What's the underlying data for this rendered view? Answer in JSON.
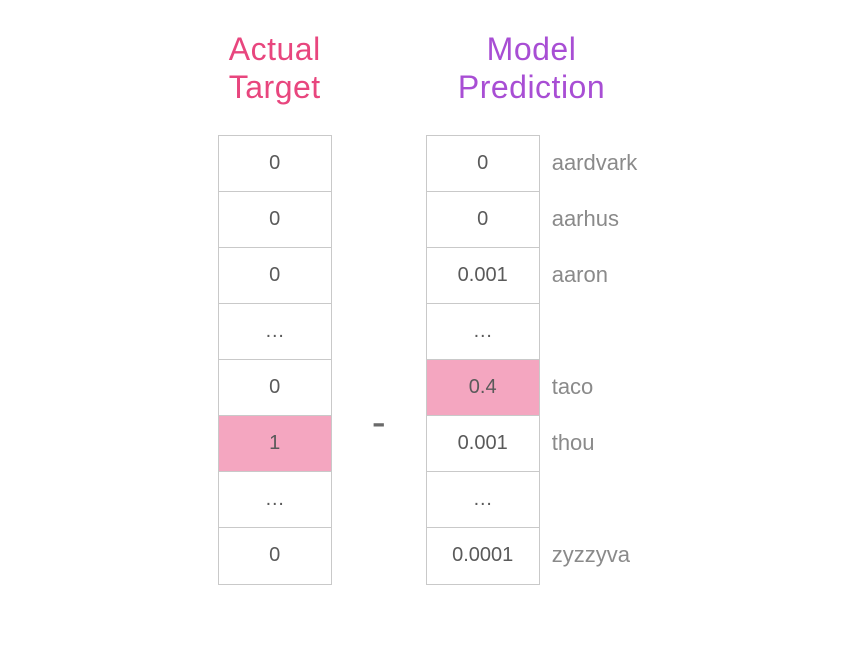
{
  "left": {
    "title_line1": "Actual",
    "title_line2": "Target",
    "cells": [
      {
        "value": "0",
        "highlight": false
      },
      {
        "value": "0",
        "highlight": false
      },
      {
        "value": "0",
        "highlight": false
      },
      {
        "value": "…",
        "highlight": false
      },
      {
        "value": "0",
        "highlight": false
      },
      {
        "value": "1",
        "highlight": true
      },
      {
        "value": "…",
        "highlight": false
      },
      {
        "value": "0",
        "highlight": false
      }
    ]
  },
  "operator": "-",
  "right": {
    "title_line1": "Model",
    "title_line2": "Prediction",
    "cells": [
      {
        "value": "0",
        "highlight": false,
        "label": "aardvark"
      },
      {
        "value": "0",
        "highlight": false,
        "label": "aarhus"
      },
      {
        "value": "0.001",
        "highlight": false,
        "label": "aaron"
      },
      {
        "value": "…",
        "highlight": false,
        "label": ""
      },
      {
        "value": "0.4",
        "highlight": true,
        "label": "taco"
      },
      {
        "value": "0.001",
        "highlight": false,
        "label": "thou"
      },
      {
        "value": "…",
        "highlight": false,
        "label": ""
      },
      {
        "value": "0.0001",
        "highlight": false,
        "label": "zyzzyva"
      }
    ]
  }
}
● ● ● ● ● ● ●
-- Requirement --
Reproduce the listing above exactly, excluding all pictures.

-- Solved exercise --
What's the underlying data for this rendered view? Answer in JSON.
{
  "left": {
    "title_line1": "Actual",
    "title_line2": "Target",
    "cells": [
      {
        "value": "0",
        "highlight": false
      },
      {
        "value": "0",
        "highlight": false
      },
      {
        "value": "0",
        "highlight": false
      },
      {
        "value": "…",
        "highlight": false
      },
      {
        "value": "0",
        "highlight": false
      },
      {
        "value": "1",
        "highlight": true
      },
      {
        "value": "…",
        "highlight": false
      },
      {
        "value": "0",
        "highlight": false
      }
    ]
  },
  "operator": "-",
  "right": {
    "title_line1": "Model",
    "title_line2": "Prediction",
    "cells": [
      {
        "value": "0",
        "highlight": false,
        "label": "aardvark"
      },
      {
        "value": "0",
        "highlight": false,
        "label": "aarhus"
      },
      {
        "value": "0.001",
        "highlight": false,
        "label": "aaron"
      },
      {
        "value": "…",
        "highlight": false,
        "label": ""
      },
      {
        "value": "0.4",
        "highlight": true,
        "label": "taco"
      },
      {
        "value": "0.001",
        "highlight": false,
        "label": "thou"
      },
      {
        "value": "…",
        "highlight": false,
        "label": ""
      },
      {
        "value": "0.0001",
        "highlight": false,
        "label": "zyzzyva"
      }
    ]
  }
}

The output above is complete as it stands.